> _Task description_: Return all the data below as it stands, minus the pictures.

> _Material for this exercise_:
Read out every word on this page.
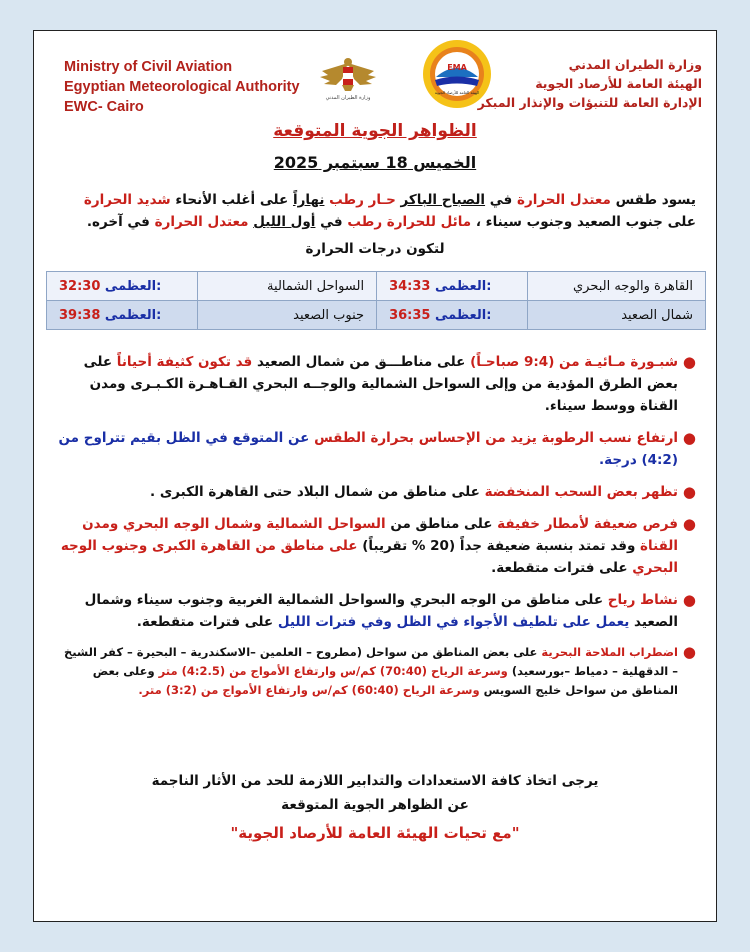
Ministry of Civil Aviation
Egyptian Meteorological Authority
EWC- Cairo
وزارة الطيران المدني
EMA
الهيئة العامة للأرصاد الجوية
وزارة الطيران المدني
الهيئة العامة للأرصاد الجوية
الإدارة العامة للتنبؤات والإنذار المبكر
الظواهر الجوية المتوقعة
الخميس 18 سبتمبر 2025
يسود طقس معتدل الحرارة في الصباح الباكر حـار رطب نهاراً على أغلب الأنحاء شديد الحرارة على جنوب الصعيد وجنوب سيناء ، مائل للحرارة رطب في أول الليل معتدل الحرارة في آخره.
لتكون درجات الحرارة
القاهرة والوجه البحري	34:33 العظمى:	السواحل الشمالية	32:30 العظمى:
شمال الصعيد	36:35 العظمى:	جنوب الصعيد	39:38 العظمى:
●
شبـورة مـائيـة من (9:4 صباحـاً) على مناطـــق من شمال الصعيد قد تكون كثيفة أحياناً على بعض الطرق المؤدية من وإلى السواحل الشمالية والوجــه البحري القـاهـرة الكـبـرى ومدن القناة ووسط سيناء.
●
ارتفاع نسب الرطوبة يزيد من الإحساس بحرارة الطقس عن المتوقع في الظل بقيم تتراوح من (4:2) درجة.
●
تظهر بعض السحب المنخفضة على مناطق من شمال البلاد حتى القاهرة الكبرى .
●
فرص ضعيفة لأمطار خفيفة على مناطق من السواحل الشمالية وشمال الوجه البحري ومدن القناة وقد تمتد بنسبة ضعيفة جداً (20 % تقريباً) على مناطق من القاهرة الكبرى وجنوب الوجه البحري على فترات متقطعة.
●
نشاط رياح على مناطق من الوجه البحري والسواحل الشمالية الغربية وجنوب سيناء وشمال الصعيد يعمل على تلطيف الأجواء في الظل وفي فترات الليل على فترات متقطعة.
●
اضطراب الملاحة البحرية على بعض المناطق من سواحل (مطروح – العلمين –الاسكندرية – البحيرة – كفر الشيخ – الدقهلية – دمياط –بورسعيد) وسرعة الرياح (70:40) كم/س وارتفاع الأمواج من (4:2.5) متر وعلى بعض المناطق من سواحل خليج السويس وسرعة الرياح (60:40) كم/س وارتفاع الأمواج من (3:2) متر.
يرجى اتخاذ كافة الاستعدادات والتدابير اللازمة للحد من الأثار الناجمة
عن الظواهر الجوية المتوقعة
"مع تحيات الهيئة العامة للأرصاد الجوية"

> _Solution to the problem_:
Read out every word on this page.
Ministry of Civil Aviation
Egyptian Meteorological Authority
EWC- Cairo
وزارة الطيران المدني
EMA
الهيئة العامة للأرصاد الجوية
وزارة الطيران المدني
الهيئة العامة للأرصاد الجوية
الإدارة العامة للتنبؤات والإنذار المبكر
الظواهر الجوية المتوقعة
الخميس 18 سبتمبر 2025
يسود طقس معتدل الحرارة في الصباح الباكر حـار رطب نهاراً على أغلب الأنحاء شديد الحرارة على جنوب الصعيد وجنوب سيناء ، مائل للحرارة رطب في أول الليل معتدل الحرارة في آخره.
لتكون درجات الحرارة
القاهرة والوجه البحري	34:33 العظمى:	السواحل الشمالية	32:30 العظمى:
شمال الصعيد	36:35 العظمى:	جنوب الصعيد	39:38 العظمى:
●
شبـورة مـائيـة من (9:4 صباحـاً) على مناطـــق من شمال الصعيد قد تكون كثيفة أحياناً على بعض الطرق المؤدية من وإلى السواحل الشمالية والوجــه البحري القـاهـرة الكـبـرى ومدن القناة ووسط سيناء.
●
ارتفاع نسب الرطوبة يزيد من الإحساس بحرارة الطقس عن المتوقع في الظل بقيم تتراوح من (4:2) درجة.
●
تظهر بعض السحب المنخفضة على مناطق من شمال البلاد حتى القاهرة الكبرى .
●
فرص ضعيفة لأمطار خفيفة على مناطق من السواحل الشمالية وشمال الوجه البحري ومدن القناة وقد تمتد بنسبة ضعيفة جداً (20 % تقريباً) على مناطق من القاهرة الكبرى وجنوب الوجه البحري على فترات متقطعة.
●
نشاط رياح على مناطق من الوجه البحري والسواحل الشمالية الغربية وجنوب سيناء وشمال الصعيد يعمل على تلطيف الأجواء في الظل وفي فترات الليل على فترات متقطعة.
●
اضطراب الملاحة البحرية على بعض المناطق من سواحل (مطروح – العلمين –الاسكندرية – البحيرة – كفر الشيخ – الدقهلية – دمياط –بورسعيد) وسرعة الرياح (70:40) كم/س وارتفاع الأمواج من (4:2.5) متر وعلى بعض المناطق من سواحل خليج السويس وسرعة الرياح (60:40) كم/س وارتفاع الأمواج من (3:2) متر.
يرجى اتخاذ كافة الاستعدادات والتدابير اللازمة للحد من الأثار الناجمة
عن الظواهر الجوية المتوقعة
"مع تحيات الهيئة العامة للأرصاد الجوية"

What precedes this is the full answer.